* Short exercise *
Can you print the data exactly and leave out each image?

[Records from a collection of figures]

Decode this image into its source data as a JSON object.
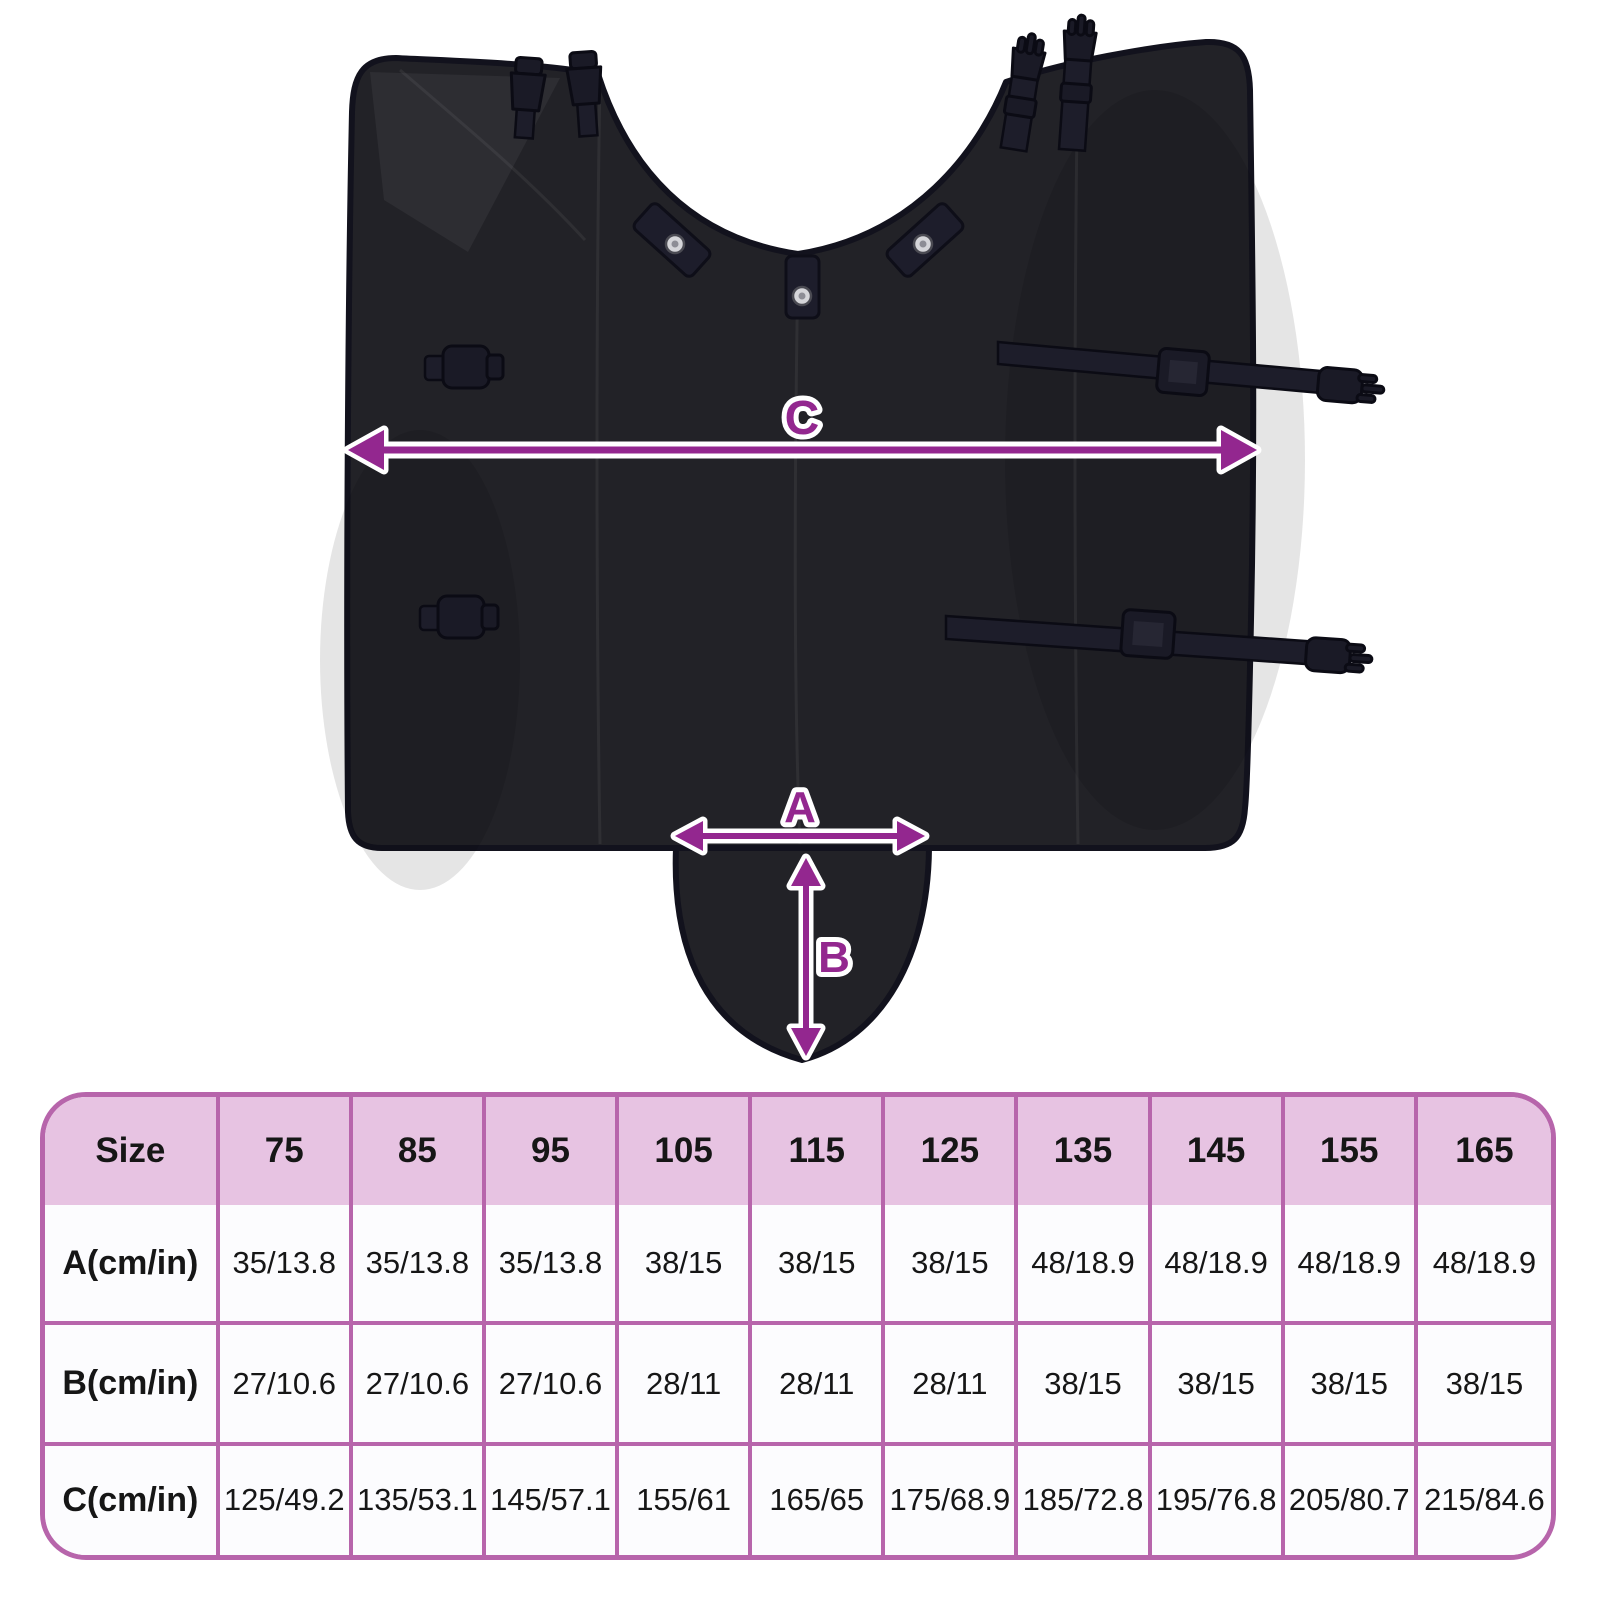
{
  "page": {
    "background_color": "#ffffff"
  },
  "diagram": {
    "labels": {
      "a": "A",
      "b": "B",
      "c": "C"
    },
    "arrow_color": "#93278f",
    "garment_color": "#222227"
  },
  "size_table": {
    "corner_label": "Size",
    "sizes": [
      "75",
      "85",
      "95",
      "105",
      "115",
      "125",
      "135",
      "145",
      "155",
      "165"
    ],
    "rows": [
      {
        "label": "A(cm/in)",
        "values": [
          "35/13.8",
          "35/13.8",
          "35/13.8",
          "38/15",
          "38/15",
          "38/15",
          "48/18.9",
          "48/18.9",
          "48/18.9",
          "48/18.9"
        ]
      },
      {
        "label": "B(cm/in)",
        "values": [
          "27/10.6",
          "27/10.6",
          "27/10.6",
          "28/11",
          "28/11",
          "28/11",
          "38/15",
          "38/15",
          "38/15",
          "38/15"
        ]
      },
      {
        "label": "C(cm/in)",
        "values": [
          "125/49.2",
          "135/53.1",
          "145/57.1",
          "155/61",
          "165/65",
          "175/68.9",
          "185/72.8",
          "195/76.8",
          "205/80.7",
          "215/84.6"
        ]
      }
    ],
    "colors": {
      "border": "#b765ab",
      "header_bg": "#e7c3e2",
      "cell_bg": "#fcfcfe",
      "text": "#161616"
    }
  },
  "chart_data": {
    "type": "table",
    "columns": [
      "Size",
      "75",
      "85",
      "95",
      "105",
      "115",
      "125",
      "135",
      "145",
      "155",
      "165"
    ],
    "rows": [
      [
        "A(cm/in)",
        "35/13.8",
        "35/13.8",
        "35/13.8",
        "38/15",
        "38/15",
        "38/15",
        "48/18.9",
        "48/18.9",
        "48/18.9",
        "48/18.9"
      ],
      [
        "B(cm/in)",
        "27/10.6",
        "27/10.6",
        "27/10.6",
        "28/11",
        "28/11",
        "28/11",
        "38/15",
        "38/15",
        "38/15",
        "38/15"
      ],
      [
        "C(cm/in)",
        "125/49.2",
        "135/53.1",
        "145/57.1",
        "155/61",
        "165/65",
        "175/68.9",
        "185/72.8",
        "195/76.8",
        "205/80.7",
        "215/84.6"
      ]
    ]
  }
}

* Response *
Decode this image into its source data as a JSON object.
{
  "page": {
    "background_color": "#ffffff"
  },
  "diagram": {
    "labels": {
      "a": "A",
      "b": "B",
      "c": "C"
    },
    "arrow_color": "#93278f",
    "garment_color": "#222227"
  },
  "size_table": {
    "corner_label": "Size",
    "sizes": [
      "75",
      "85",
      "95",
      "105",
      "115",
      "125",
      "135",
      "145",
      "155",
      "165"
    ],
    "rows": [
      {
        "label": "A(cm/in)",
        "values": [
          "35/13.8",
          "35/13.8",
          "35/13.8",
          "38/15",
          "38/15",
          "38/15",
          "48/18.9",
          "48/18.9",
          "48/18.9",
          "48/18.9"
        ]
      },
      {
        "label": "B(cm/in)",
        "values": [
          "27/10.6",
          "27/10.6",
          "27/10.6",
          "28/11",
          "28/11",
          "28/11",
          "38/15",
          "38/15",
          "38/15",
          "38/15"
        ]
      },
      {
        "label": "C(cm/in)",
        "values": [
          "125/49.2",
          "135/53.1",
          "145/57.1",
          "155/61",
          "165/65",
          "175/68.9",
          "185/72.8",
          "195/76.8",
          "205/80.7",
          "215/84.6"
        ]
      }
    ],
    "colors": {
      "border": "#b765ab",
      "header_bg": "#e7c3e2",
      "cell_bg": "#fcfcfe",
      "text": "#161616"
    }
  },
  "chart_data": {
    "type": "table",
    "columns": [
      "Size",
      "75",
      "85",
      "95",
      "105",
      "115",
      "125",
      "135",
      "145",
      "155",
      "165"
    ],
    "rows": [
      [
        "A(cm/in)",
        "35/13.8",
        "35/13.8",
        "35/13.8",
        "38/15",
        "38/15",
        "38/15",
        "48/18.9",
        "48/18.9",
        "48/18.9",
        "48/18.9"
      ],
      [
        "B(cm/in)",
        "27/10.6",
        "27/10.6",
        "27/10.6",
        "28/11",
        "28/11",
        "28/11",
        "38/15",
        "38/15",
        "38/15",
        "38/15"
      ],
      [
        "C(cm/in)",
        "125/49.2",
        "135/53.1",
        "145/57.1",
        "155/61",
        "165/65",
        "175/68.9",
        "185/72.8",
        "195/76.8",
        "205/80.7",
        "215/84.6"
      ]
    ]
  }
}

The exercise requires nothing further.